Request:
Write out, precisely and in full, each line of the material.

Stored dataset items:
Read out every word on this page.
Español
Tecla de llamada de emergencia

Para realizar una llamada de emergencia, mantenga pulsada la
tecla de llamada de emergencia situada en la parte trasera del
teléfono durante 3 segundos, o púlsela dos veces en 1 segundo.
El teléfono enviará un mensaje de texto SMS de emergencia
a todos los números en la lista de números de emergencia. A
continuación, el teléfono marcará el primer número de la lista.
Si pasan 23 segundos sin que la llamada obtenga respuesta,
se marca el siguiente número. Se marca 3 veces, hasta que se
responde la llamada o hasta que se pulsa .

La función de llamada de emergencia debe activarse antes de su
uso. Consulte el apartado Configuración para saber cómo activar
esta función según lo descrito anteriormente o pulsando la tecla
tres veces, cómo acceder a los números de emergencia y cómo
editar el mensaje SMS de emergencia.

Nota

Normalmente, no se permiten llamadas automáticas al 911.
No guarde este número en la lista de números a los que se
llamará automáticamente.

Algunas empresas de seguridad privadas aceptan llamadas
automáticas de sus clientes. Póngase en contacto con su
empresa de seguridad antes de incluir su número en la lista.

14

Full output:
Read out every word on this page.
Español
Tecla de llamada de emergencia

Para realizar una llamada de emergencia, mantenga pulsada la
tecla de llamada de emergencia situada en la parte trasera del
teléfono durante 3 segundos, o púlsela dos veces en 1 segundo.
El teléfono enviará un mensaje de texto SMS de emergencia
a todos los números en la lista de números de emergencia. A
continuación, el teléfono marcará el primer número de la lista.
Si pasan 23 segundos sin que la llamada obtenga respuesta,
se marca el siguiente número. Se marca 3 veces, hasta que se
responde la llamada o hasta que se pulsa .

La función de llamada de emergencia debe activarse antes de su
uso. Consulte el apartado Configuración para saber cómo activar
esta función según lo descrito anteriormente o pulsando la tecla
tres veces, cómo acceder a los números de emergencia y cómo
editar el mensaje SMS de emergencia.

Nota

Normalmente, no se permiten llamadas automáticas al 911.
No guarde este número en la lista de números a los que se
llamará automáticamente.

Algunas empresas de seguridad privadas aceptan llamadas
automáticas de sus clientes. Póngase en contacto con su
empresa de seguridad antes de incluir su número en la lista.

14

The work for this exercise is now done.